* _Exercise prompt_: Without including any pictures, write out the listing below exactly.

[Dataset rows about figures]
********

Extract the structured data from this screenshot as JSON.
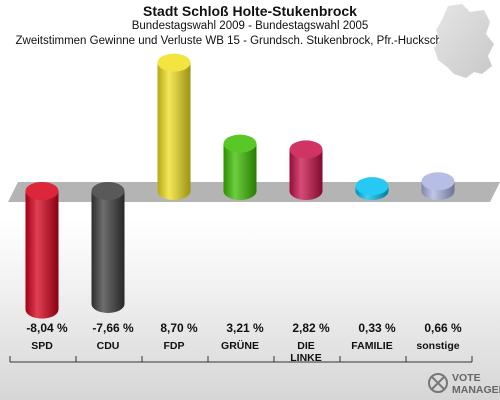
{
  "header": {
    "title": "Stadt Schloß Holte-Stukenbrock",
    "subtitle": "Bundestagswahl 2009 - Bundestagswahl 2005",
    "description": "Zweitstimmen Gewinne und Verluste WB 15 - Grundsch. Stukenbrock, Pfr.-Huckschlag-Weg"
  },
  "watermark": {
    "line1": "VOTE",
    "line2": "MANAGER"
  },
  "chart_data": {
    "type": "bar",
    "title": "Stadt Schloß Holte-Stukenbrock",
    "subtitle": "Bundestagswahl 2009 - Bundestagswahl 2005",
    "categories": [
      "SPD",
      "CDU",
      "FDP",
      "GRÜNE",
      "DIE LINKE",
      "FAMILIE",
      "sonstige"
    ],
    "category_lines": [
      [
        "SPD"
      ],
      [
        "CDU"
      ],
      [
        "FDP"
      ],
      [
        "GRÜNE"
      ],
      [
        "DIE",
        "LINKE"
      ],
      [
        "FAMILIE"
      ],
      [
        "sonstige"
      ]
    ],
    "values": [
      -8.04,
      -7.66,
      8.7,
      3.21,
      2.82,
      0.33,
      0.66
    ],
    "value_labels": [
      "-8,04 %",
      "-7,66 %",
      "8,70 %",
      "3,21 %",
      "2,82 %",
      "0,33 %",
      "0,66 %"
    ],
    "colors": [
      "#d5001a",
      "#3c3c3c",
      "#f0e020",
      "#3cbe00",
      "#c8104a",
      "#00c0f0",
      "#a9b3e0"
    ],
    "unit": "%",
    "grid": false,
    "legend": "none"
  }
}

********

* _Written answer_:
Extract the structured data from this screenshot as JSON.
{
  "header": {
    "title": "Stadt Schloß Holte-Stukenbrock",
    "subtitle": "Bundestagswahl 2009 - Bundestagswahl 2005",
    "description": "Zweitstimmen Gewinne und Verluste WB 15 - Grundsch. Stukenbrock, Pfr.-Huckschlag-Weg"
  },
  "watermark": {
    "line1": "VOTE",
    "line2": "MANAGER"
  },
  "chart_data": {
    "type": "bar",
    "title": "Stadt Schloß Holte-Stukenbrock",
    "subtitle": "Bundestagswahl 2009 - Bundestagswahl 2005",
    "categories": [
      "SPD",
      "CDU",
      "FDP",
      "GRÜNE",
      "DIE LINKE",
      "FAMILIE",
      "sonstige"
    ],
    "category_lines": [
      [
        "SPD"
      ],
      [
        "CDU"
      ],
      [
        "FDP"
      ],
      [
        "GRÜNE"
      ],
      [
        "DIE",
        "LINKE"
      ],
      [
        "FAMILIE"
      ],
      [
        "sonstige"
      ]
    ],
    "values": [
      -8.04,
      -7.66,
      8.7,
      3.21,
      2.82,
      0.33,
      0.66
    ],
    "value_labels": [
      "-8,04 %",
      "-7,66 %",
      "8,70 %",
      "3,21 %",
      "2,82 %",
      "0,33 %",
      "0,66 %"
    ],
    "colors": [
      "#d5001a",
      "#3c3c3c",
      "#f0e020",
      "#3cbe00",
      "#c8104a",
      "#00c0f0",
      "#a9b3e0"
    ],
    "unit": "%",
    "grid": false,
    "legend": "none"
  }
}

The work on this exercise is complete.